§ EXERCISE DIRECTIONS:
Reproduce verbatim the lines from the start of the records through the line containing "351, 204, 377]", inclusive.

§ RECORDS FOR THIS EXERCISE:
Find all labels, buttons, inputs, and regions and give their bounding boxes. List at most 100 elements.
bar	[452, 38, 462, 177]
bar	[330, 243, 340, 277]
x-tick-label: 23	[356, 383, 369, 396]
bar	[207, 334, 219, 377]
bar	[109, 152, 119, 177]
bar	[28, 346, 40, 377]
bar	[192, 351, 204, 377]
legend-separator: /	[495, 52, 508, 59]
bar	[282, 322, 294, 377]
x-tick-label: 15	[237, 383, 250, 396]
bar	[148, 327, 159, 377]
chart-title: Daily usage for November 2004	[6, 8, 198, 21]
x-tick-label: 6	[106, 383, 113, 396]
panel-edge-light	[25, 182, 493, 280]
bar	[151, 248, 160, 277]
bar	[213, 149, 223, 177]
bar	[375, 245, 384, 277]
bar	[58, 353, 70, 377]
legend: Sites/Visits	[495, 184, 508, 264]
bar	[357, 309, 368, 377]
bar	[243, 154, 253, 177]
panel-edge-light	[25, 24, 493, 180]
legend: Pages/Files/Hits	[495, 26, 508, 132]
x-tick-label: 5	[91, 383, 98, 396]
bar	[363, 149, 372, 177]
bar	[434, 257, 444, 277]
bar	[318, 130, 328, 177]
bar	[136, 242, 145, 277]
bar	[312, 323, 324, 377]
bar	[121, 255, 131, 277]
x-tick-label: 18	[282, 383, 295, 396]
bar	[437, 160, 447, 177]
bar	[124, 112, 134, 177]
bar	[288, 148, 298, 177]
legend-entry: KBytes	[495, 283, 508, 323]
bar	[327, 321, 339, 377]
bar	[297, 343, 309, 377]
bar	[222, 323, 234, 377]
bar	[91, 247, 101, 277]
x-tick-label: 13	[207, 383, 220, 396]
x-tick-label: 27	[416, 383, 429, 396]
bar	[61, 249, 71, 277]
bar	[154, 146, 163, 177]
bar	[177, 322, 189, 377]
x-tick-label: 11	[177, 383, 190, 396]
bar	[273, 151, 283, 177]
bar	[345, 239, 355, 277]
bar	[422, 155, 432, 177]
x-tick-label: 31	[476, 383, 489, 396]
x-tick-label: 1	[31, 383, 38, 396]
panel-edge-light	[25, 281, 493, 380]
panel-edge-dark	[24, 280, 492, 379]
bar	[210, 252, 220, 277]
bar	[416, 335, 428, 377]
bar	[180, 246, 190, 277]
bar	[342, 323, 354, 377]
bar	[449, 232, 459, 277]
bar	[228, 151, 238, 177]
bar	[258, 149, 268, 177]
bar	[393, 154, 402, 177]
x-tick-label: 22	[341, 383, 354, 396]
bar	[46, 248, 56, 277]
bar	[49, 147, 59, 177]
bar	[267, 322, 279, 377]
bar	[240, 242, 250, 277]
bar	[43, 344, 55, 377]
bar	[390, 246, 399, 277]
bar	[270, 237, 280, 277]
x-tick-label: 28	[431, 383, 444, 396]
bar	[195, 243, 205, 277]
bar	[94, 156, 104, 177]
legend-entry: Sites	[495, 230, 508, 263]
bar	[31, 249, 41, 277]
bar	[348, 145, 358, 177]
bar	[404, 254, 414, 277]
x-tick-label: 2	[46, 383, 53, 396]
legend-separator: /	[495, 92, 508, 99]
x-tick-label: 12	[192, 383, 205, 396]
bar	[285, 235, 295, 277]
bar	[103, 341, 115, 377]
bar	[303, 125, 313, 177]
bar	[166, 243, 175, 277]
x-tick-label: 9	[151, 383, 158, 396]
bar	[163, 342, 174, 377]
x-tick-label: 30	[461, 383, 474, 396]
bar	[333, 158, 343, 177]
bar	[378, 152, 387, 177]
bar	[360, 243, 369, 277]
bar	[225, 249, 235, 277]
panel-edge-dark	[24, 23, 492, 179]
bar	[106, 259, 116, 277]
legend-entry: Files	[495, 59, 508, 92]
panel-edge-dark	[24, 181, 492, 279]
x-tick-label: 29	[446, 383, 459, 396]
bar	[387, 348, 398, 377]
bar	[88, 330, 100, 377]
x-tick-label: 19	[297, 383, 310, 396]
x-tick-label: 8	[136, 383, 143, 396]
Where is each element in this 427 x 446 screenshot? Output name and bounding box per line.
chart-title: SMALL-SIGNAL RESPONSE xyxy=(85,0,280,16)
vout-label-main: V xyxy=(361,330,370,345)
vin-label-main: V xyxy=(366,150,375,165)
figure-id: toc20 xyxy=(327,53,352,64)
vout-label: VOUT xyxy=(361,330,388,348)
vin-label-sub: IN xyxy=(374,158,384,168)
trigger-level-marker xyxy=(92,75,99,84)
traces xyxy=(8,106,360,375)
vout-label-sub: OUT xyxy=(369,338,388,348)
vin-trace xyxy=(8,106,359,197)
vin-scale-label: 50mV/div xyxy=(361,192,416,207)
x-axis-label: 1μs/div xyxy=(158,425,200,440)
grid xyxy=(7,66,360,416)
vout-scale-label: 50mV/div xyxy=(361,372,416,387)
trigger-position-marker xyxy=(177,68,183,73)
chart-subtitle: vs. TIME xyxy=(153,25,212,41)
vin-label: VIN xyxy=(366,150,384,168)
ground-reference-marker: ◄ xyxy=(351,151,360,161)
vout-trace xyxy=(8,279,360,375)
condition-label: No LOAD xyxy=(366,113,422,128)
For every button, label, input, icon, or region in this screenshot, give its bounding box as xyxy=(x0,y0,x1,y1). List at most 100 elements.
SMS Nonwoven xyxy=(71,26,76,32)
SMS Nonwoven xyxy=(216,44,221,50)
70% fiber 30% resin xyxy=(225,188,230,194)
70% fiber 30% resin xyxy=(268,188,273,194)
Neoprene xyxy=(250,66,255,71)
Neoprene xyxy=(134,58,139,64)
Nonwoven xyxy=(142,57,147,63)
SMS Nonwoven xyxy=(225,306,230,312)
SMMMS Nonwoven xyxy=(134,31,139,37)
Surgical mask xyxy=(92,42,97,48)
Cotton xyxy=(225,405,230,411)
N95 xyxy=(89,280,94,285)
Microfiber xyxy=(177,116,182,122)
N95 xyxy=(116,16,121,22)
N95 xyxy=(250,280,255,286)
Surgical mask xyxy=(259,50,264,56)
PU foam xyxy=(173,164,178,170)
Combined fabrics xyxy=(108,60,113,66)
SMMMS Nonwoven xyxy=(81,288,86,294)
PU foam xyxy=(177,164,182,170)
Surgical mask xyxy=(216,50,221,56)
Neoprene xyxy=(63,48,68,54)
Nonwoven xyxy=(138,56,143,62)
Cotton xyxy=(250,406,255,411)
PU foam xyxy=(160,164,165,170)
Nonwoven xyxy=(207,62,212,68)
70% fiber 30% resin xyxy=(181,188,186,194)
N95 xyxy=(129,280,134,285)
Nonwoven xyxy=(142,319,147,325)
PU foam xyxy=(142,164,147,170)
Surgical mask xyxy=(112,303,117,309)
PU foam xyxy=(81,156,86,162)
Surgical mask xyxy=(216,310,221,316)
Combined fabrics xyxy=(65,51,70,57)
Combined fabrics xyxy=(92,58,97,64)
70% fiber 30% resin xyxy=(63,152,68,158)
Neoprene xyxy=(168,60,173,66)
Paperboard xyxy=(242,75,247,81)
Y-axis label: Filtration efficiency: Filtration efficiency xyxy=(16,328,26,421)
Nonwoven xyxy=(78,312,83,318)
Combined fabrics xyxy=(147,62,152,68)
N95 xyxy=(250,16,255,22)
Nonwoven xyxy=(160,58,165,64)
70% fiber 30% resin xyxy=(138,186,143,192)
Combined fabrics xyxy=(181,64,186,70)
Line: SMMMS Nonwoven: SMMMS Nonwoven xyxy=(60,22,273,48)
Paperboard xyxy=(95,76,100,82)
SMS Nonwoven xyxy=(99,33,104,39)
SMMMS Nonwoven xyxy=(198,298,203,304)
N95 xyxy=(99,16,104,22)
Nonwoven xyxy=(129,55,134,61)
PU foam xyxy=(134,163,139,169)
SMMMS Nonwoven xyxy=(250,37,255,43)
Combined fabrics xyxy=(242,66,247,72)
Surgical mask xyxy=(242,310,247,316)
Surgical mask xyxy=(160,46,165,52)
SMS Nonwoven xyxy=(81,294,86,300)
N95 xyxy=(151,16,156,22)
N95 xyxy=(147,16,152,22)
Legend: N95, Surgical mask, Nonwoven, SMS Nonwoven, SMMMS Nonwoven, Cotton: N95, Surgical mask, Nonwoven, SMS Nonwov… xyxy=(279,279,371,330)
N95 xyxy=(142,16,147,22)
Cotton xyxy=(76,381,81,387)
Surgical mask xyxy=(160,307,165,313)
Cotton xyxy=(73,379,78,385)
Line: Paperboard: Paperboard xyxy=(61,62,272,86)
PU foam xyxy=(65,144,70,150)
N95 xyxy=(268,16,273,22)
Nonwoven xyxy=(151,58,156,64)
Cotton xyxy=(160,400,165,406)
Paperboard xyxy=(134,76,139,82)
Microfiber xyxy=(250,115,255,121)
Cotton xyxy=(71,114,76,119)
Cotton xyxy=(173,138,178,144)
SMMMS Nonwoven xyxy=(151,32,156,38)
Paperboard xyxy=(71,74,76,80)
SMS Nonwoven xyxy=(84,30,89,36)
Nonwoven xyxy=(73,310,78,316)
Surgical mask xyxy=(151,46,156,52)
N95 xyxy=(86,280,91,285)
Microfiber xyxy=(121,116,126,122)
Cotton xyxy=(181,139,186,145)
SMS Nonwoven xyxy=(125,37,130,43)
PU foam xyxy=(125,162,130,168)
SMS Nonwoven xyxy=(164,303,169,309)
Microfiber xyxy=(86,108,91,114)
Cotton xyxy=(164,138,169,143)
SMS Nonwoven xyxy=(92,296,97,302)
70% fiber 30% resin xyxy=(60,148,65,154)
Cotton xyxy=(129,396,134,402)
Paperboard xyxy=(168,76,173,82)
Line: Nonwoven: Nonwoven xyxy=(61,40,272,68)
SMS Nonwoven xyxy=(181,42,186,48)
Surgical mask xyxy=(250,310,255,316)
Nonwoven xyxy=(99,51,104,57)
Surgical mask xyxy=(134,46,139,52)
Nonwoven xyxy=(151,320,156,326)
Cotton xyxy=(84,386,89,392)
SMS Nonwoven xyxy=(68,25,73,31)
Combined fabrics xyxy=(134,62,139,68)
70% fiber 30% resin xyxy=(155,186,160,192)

§ TASK ANSWER:
Find all labels, buttons, inputs, and regions and give their bounding boxes. List at most 100 elements.
bar	[452, 38, 462, 177]
bar	[330, 243, 340, 277]
x-tick-label: 23	[356, 383, 369, 396]
bar	[207, 334, 219, 377]
bar	[109, 152, 119, 177]
bar	[28, 346, 40, 377]
bar	[192, 351, 204, 377]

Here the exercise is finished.